Your objective :: Give the records back in full, exactly as they read.

Recorded data ::
▼▼▼
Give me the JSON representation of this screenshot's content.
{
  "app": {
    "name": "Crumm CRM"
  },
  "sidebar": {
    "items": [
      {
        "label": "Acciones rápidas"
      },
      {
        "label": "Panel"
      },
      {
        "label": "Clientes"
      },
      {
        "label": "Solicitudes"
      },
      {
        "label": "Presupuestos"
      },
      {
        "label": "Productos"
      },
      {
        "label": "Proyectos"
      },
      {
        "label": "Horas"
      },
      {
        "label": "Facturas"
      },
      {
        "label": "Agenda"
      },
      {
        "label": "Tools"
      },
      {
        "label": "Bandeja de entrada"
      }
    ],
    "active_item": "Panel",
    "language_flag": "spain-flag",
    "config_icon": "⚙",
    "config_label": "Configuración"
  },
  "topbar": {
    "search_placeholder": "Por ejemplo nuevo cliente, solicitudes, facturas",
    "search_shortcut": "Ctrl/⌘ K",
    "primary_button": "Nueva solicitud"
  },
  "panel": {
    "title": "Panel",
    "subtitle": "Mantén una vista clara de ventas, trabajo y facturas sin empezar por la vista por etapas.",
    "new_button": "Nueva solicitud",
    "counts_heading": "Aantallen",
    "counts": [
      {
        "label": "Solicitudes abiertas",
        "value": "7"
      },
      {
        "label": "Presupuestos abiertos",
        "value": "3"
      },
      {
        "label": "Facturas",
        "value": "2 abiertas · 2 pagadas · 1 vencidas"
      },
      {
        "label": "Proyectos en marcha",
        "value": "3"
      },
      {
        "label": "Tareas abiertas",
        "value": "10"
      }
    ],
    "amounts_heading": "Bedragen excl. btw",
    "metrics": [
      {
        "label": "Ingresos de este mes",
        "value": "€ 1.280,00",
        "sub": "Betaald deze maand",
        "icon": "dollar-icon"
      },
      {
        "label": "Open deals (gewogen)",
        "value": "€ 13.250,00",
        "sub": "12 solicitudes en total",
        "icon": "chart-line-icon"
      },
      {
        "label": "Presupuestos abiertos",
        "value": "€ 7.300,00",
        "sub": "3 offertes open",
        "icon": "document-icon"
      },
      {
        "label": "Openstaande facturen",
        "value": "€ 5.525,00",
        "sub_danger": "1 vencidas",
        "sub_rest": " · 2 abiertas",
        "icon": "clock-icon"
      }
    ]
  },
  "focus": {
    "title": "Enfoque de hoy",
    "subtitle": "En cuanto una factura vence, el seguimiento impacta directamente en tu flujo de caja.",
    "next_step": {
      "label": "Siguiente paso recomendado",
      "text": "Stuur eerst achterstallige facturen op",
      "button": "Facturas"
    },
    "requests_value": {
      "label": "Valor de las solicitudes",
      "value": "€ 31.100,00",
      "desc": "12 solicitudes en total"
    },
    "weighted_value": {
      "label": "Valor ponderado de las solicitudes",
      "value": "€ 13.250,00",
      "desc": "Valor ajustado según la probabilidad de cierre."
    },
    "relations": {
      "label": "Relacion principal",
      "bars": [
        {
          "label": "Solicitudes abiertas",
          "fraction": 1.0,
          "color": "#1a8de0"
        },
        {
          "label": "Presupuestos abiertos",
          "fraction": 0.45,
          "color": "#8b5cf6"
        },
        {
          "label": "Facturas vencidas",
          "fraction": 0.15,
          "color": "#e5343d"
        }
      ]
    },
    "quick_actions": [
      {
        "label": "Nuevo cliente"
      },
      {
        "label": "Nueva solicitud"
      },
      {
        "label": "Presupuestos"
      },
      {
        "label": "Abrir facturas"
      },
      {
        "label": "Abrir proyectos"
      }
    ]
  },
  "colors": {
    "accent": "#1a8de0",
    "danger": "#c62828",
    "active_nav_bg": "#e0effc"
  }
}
▲▲▲
Written reply ::
Give me the JSON representation of this screenshot's content.
{
  "app": {
    "name": "Crumm CRM"
  },
  "sidebar": {
    "items": [
      {
        "label": "Acciones rápidas"
      },
      {
        "label": "Panel"
      },
      {
        "label": "Clientes"
      },
      {
        "label": "Solicitudes"
      },
      {
        "label": "Presupuestos"
      },
      {
        "label": "Productos"
      },
      {
        "label": "Proyectos"
      },
      {
        "label": "Horas"
      },
      {
        "label": "Facturas"
      },
      {
        "label": "Agenda"
      },
      {
        "label": "Tools"
      },
      {
        "label": "Bandeja de entrada"
      }
    ],
    "active_item": "Panel",
    "language_flag": "spain-flag",
    "config_icon": "⚙",
    "config_label": "Configuración"
  },
  "topbar": {
    "search_placeholder": "Por ejemplo nuevo cliente, solicitudes, facturas",
    "search_shortcut": "Ctrl/⌘ K",
    "primary_button": "Nueva solicitud"
  },
  "panel": {
    "title": "Panel",
    "subtitle": "Mantén una vista clara de ventas, trabajo y facturas sin empezar por la vista por etapas.",
    "new_button": "Nueva solicitud",
    "counts_heading": "Aantallen",
    "counts": [
      {
        "label": "Solicitudes abiertas",
        "value": "7"
      },
      {
        "label": "Presupuestos abiertos",
        "value": "3"
      },
      {
        "label": "Facturas",
        "value": "2 abiertas · 2 pagadas · 1 vencidas"
      },
      {
        "label": "Proyectos en marcha",
        "value": "3"
      },
      {
        "label": "Tareas abiertas",
        "value": "10"
      }
    ],
    "amounts_heading": "Bedragen excl. btw",
    "metrics": [
      {
        "label": "Ingresos de este mes",
        "value": "€ 1.280,00",
        "sub": "Betaald deze maand",
        "icon": "dollar-icon"
      },
      {
        "label": "Open deals (gewogen)",
        "value": "€ 13.250,00",
        "sub": "12 solicitudes en total",
        "icon": "chart-line-icon"
      },
      {
        "label": "Presupuestos abiertos",
        "value": "€ 7.300,00",
        "sub": "3 offertes open",
        "icon": "document-icon"
      },
      {
        "label": "Openstaande facturen",
        "value": "€ 5.525,00",
        "sub_danger": "1 vencidas",
        "sub_rest": " · 2 abiertas",
        "icon": "clock-icon"
      }
    ]
  },
  "focus": {
    "title": "Enfoque de hoy",
    "subtitle": "En cuanto una factura vence, el seguimiento impacta directamente en tu flujo de caja.",
    "next_step": {
      "label": "Siguiente paso recomendado",
      "text": "Stuur eerst achterstallige facturen op",
      "button": "Facturas"
    },
    "requests_value": {
      "label": "Valor de las solicitudes",
      "value": "€ 31.100,00",
      "desc": "12 solicitudes en total"
    },
    "weighted_value": {
      "label": "Valor ponderado de las solicitudes",
      "value": "€ 13.250,00",
      "desc": "Valor ajustado según la probabilidad de cierre."
    },
    "relations": {
      "label": "Relacion principal",
      "bars": [
        {
          "label": "Solicitudes abiertas",
          "fraction": 1.0,
          "color": "#1a8de0"
        },
        {
          "label": "Presupuestos abiertos",
          "fraction": 0.45,
          "color": "#8b5cf6"
        },
        {
          "label": "Facturas vencidas",
          "fraction": 0.15,
          "color": "#e5343d"
        }
      ]
    },
    "quick_actions": [
      {
        "label": "Nuevo cliente"
      },
      {
        "label": "Nueva solicitud"
      },
      {
        "label": "Presupuestos"
      },
      {
        "label": "Abrir facturas"
      },
      {
        "label": "Abrir proyectos"
      }
    ]
  },
  "colors": {
    "accent": "#1a8de0",
    "danger": "#c62828",
    "active_nav_bg": "#e0effc"
  }
}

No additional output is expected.